[WRITTEN EXERCISE]:
The records below must be duplicated exactly, character for character.

(Dataset records)
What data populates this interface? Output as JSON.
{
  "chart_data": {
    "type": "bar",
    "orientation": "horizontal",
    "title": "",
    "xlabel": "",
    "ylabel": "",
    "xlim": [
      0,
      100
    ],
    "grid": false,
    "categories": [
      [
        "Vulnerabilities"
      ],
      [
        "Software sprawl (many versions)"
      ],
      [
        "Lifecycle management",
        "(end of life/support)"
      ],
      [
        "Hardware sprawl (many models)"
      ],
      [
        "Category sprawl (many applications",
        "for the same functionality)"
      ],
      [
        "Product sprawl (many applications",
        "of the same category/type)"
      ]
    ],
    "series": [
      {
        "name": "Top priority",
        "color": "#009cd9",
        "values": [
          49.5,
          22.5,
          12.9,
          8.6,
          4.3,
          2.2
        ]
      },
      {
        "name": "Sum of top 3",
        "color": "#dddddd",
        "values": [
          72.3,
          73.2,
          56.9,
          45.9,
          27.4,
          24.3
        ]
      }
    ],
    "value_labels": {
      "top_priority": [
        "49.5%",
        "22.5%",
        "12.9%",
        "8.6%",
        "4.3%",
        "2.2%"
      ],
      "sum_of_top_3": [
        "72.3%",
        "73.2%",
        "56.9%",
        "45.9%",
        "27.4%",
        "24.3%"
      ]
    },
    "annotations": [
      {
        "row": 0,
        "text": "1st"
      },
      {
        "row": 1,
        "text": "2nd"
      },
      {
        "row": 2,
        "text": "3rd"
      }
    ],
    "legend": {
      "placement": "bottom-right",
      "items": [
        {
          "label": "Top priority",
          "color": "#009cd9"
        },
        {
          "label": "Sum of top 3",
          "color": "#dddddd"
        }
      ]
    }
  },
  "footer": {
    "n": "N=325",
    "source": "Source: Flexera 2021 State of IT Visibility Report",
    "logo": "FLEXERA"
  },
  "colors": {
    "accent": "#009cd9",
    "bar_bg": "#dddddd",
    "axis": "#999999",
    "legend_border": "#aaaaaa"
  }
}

[ANSWER BELOW]:
What data populates this interface? Output as JSON.
{
  "chart_data": {
    "type": "bar",
    "orientation": "horizontal",
    "title": "",
    "xlabel": "",
    "ylabel": "",
    "xlim": [
      0,
      100
    ],
    "grid": false,
    "categories": [
      [
        "Vulnerabilities"
      ],
      [
        "Software sprawl (many versions)"
      ],
      [
        "Lifecycle management",
        "(end of life/support)"
      ],
      [
        "Hardware sprawl (many models)"
      ],
      [
        "Category sprawl (many applications",
        "for the same functionality)"
      ],
      [
        "Product sprawl (many applications",
        "of the same category/type)"
      ]
    ],
    "series": [
      {
        "name": "Top priority",
        "color": "#009cd9",
        "values": [
          49.5,
          22.5,
          12.9,
          8.6,
          4.3,
          2.2
        ]
      },
      {
        "name": "Sum of top 3",
        "color": "#dddddd",
        "values": [
          72.3,
          73.2,
          56.9,
          45.9,
          27.4,
          24.3
        ]
      }
    ],
    "value_labels": {
      "top_priority": [
        "49.5%",
        "22.5%",
        "12.9%",
        "8.6%",
        "4.3%",
        "2.2%"
      ],
      "sum_of_top_3": [
        "72.3%",
        "73.2%",
        "56.9%",
        "45.9%",
        "27.4%",
        "24.3%"
      ]
    },
    "annotations": [
      {
        "row": 0,
        "text": "1st"
      },
      {
        "row": 1,
        "text": "2nd"
      },
      {
        "row": 2,
        "text": "3rd"
      }
    ],
    "legend": {
      "placement": "bottom-right",
      "items": [
        {
          "label": "Top priority",
          "color": "#009cd9"
        },
        {
          "label": "Sum of top 3",
          "color": "#dddddd"
        }
      ]
    }
  },
  "footer": {
    "n": "N=325",
    "source": "Source: Flexera 2021 State of IT Visibility Report",
    "logo": "FLEXERA"
  },
  "colors": {
    "accent": "#009cd9",
    "bar_bg": "#dddddd",
    "axis": "#999999",
    "legend_border": "#aaaaaa"
  }
}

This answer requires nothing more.